:: Written task ::
Can you reproduce the data beneath, keeping every line exact?

:: Material supplied ::
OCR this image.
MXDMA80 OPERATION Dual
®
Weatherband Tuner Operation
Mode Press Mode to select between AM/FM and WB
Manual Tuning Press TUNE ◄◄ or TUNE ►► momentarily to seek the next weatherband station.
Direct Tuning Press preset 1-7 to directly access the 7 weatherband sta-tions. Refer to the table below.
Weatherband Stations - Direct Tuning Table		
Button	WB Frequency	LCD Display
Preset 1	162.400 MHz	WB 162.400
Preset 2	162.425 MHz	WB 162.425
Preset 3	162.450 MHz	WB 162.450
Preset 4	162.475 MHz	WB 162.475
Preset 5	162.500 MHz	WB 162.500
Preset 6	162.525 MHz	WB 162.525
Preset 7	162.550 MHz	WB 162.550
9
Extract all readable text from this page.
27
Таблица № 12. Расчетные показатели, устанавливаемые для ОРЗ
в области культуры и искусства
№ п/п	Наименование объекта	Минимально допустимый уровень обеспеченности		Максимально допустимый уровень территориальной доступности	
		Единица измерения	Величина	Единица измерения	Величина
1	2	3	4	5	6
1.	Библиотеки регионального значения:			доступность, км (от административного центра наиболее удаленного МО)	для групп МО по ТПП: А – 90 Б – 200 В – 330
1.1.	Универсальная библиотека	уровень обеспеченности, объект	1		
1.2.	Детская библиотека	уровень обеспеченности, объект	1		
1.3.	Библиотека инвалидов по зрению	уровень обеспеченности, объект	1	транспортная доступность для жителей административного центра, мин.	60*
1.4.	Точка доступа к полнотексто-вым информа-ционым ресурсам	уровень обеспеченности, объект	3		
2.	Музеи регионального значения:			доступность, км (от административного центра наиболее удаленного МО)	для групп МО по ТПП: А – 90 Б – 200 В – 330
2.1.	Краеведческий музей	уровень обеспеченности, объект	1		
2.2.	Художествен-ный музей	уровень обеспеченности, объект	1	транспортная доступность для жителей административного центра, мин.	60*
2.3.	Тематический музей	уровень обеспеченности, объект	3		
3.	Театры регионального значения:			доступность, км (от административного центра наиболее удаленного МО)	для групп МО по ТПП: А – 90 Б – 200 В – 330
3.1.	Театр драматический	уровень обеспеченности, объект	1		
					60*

:: Full solution ::
OCR this image.
MXDMA80 OPERATION Dual
®
Weatherband Tuner Operation
Mode Press Mode to select between AM/FM and WB
Manual Tuning Press TUNE ◄◄ or TUNE ►► momentarily to seek the next weatherband station.
Direct Tuning Press preset 1-7 to directly access the 7 weatherband sta-tions. Refer to the table below.
Weatherband Stations - Direct Tuning Table		
Button	WB Frequency	LCD Display
Preset 1	162.400 MHz	WB 162.400
Preset 2	162.425 MHz	WB 162.425
Preset 3	162.450 MHz	WB 162.450
Preset 4	162.475 MHz	WB 162.475
Preset 5	162.500 MHz	WB 162.500
Preset 6	162.525 MHz	WB 162.525
Preset 7	162.550 MHz	WB 162.550
9
Extract all readable text from this page.
27
Таблица № 12. Расчетные показатели, устанавливаемые для ОРЗ
в области культуры и искусства
№ п/п	Наименование объекта	Минимально допустимый уровень обеспеченности		Максимально допустимый уровень территориальной доступности	
		Единица измерения	Величина	Единица измерения	Величина
1	2	3	4	5	6
1.	Библиотеки регионального значения:			доступность, км (от административного центра наиболее удаленного МО)	для групп МО по ТПП: А – 90 Б – 200 В – 330
1.1.	Универсальная библиотека	уровень обеспеченности, объект	1		
1.2.	Детская библиотека	уровень обеспеченности, объект	1		
1.3.	Библиотека инвалидов по зрению	уровень обеспеченности, объект	1	транспортная доступность для жителей административного центра, мин.	60*
1.4.	Точка доступа к полнотексто-вым информа-ционым ресурсам	уровень обеспеченности, объект	3		
2.	Музеи регионального значения:			доступность, км (от административного центра наиболее удаленного МО)	для групп МО по ТПП: А – 90 Б – 200 В – 330
2.1.	Краеведческий музей	уровень обеспеченности, объект	1		
2.2.	Художествен-ный музей	уровень обеспеченности, объект	1	транспортная доступность для жителей административного центра, мин.	60*
2.3.	Тематический музей	уровень обеспеченности, объект	3		
3.	Театры регионального значения:			доступность, км (от административного центра наиболее удаленного МО)	для групп МО по ТПП: А – 90 Б – 200 В – 330
3.1.	Театр драматический	уровень обеспеченности, объект	1		
					60*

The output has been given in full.